[Exercise aim]: Omit all pictures, then retype the data exactly as given.

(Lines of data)
"""

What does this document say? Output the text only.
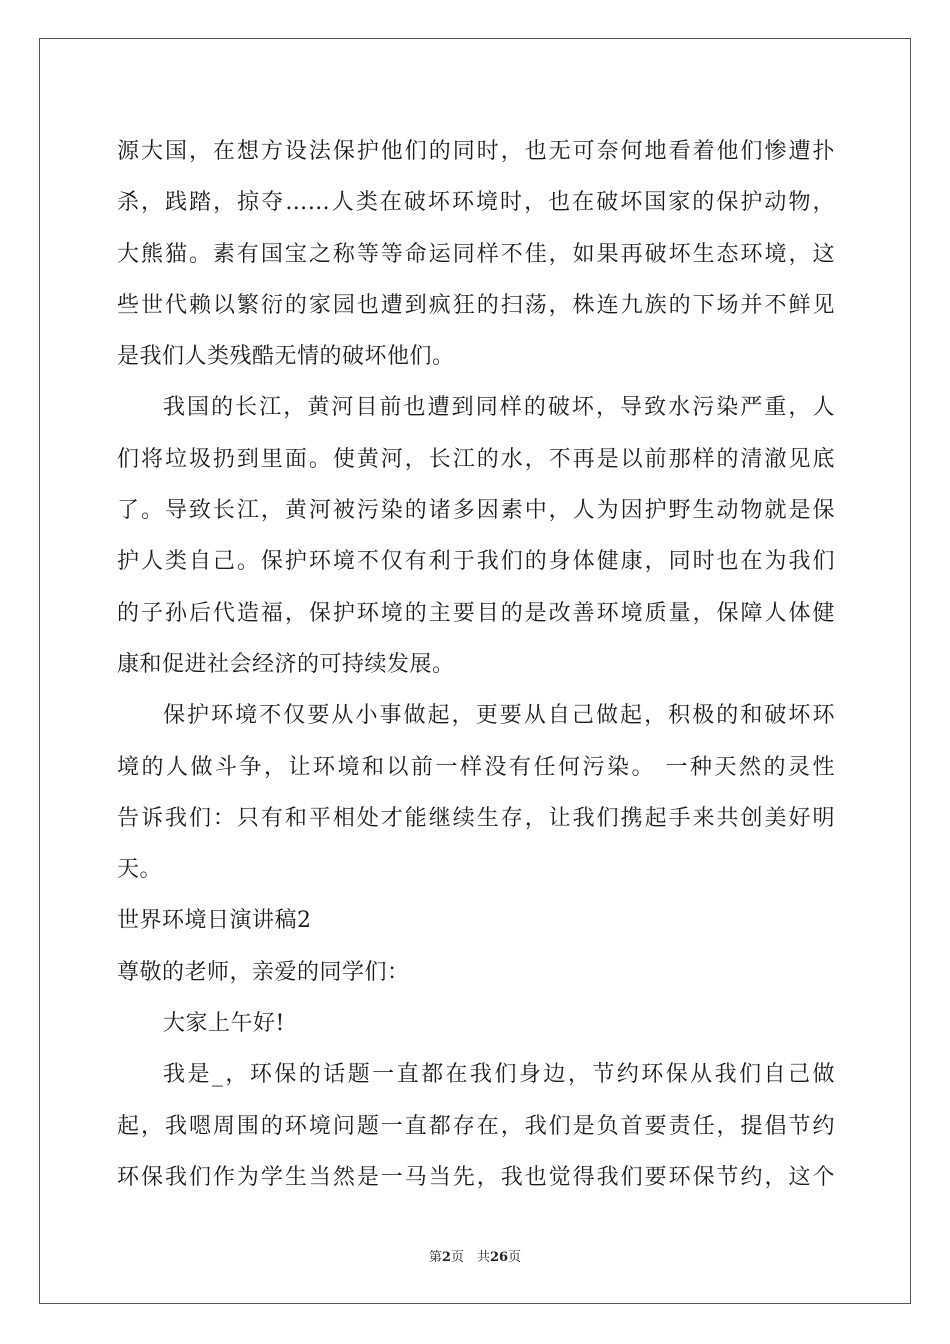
源大国，在想方设法保护他们的同时，也无可奈何地看着他们惨遭扑
杀，践踏，掠夺……人类在破坏环境时，也在破坏国家的保护动物，
大熊猫。素有国宝之称等等命运同样不佳，如果再破坏生态环境，这
些世代赖以繁衍的家园也遭到疯狂的扫荡，株连九族的下场并不鲜见
是我们人类残酷无情的破坏他们。
我国的长江，黄河目前也遭到同样的破坏，导致水污染严重，人
们将垃圾扔到里面。使黄河，长江的水，不再是以前那样的清澈见底
了。导致长江，黄河被污染的诸多因素中，人为因护野生动物就是保
护人类自己。保护环境不仅有利于我们的身体健康，同时也在为我们
的子孙后代造福，保护环境的主要目的是改善环境质量，保障人体健
康和促进社会经济的可持续发展。
保护环境不仅要从小事做起，更要从自己做起，积极的和破坏环
境的人做斗争，让环境和以前一样没有任何污染。 一种天然的灵性
告诉我们：只有和平相处才能继续生存，让我们携起手来共创美好明
天。
世界环境日演讲稿2
尊敬的老师，亲爱的同学们：
大家上午好!
我是_，环保的话题一直都在我们身边，节约环保从我们自己做
起，我嗯周围的环境问题一直都存在，我们是负首要责任，提倡节约
环保我们作为学生当然是一马当先，我也觉得我们要环保节约，这个
第2页　共26页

"""

[Response]:
What does this document say? Output the text only.
源大国，在想方设法保护他们的同时，也无可奈何地看着他们惨遭扑
杀，践踏，掠夺……人类在破坏环境时，也在破坏国家的保护动物，
大熊猫。素有国宝之称等等命运同样不佳，如果再破坏生态环境，这
些世代赖以繁衍的家园也遭到疯狂的扫荡，株连九族的下场并不鲜见
是我们人类残酷无情的破坏他们。
我国的长江，黄河目前也遭到同样的破坏，导致水污染严重，人
们将垃圾扔到里面。使黄河，长江的水，不再是以前那样的清澈见底
了。导致长江，黄河被污染的诸多因素中，人为因护野生动物就是保
护人类自己。保护环境不仅有利于我们的身体健康，同时也在为我们
的子孙后代造福，保护环境的主要目的是改善环境质量，保障人体健
康和促进社会经济的可持续发展。
保护环境不仅要从小事做起，更要从自己做起，积极的和破坏环
境的人做斗争，让环境和以前一样没有任何污染。 一种天然的灵性
告诉我们：只有和平相处才能继续生存，让我们携起手来共创美好明
天。
世界环境日演讲稿2
尊敬的老师，亲爱的同学们：
大家上午好!
我是_，环保的话题一直都在我们身边，节约环保从我们自己做
起，我嗯周围的环境问题一直都存在，我们是负首要责任，提倡节约
环保我们作为学生当然是一马当先，我也觉得我们要环保节约，这个
第2页　共26页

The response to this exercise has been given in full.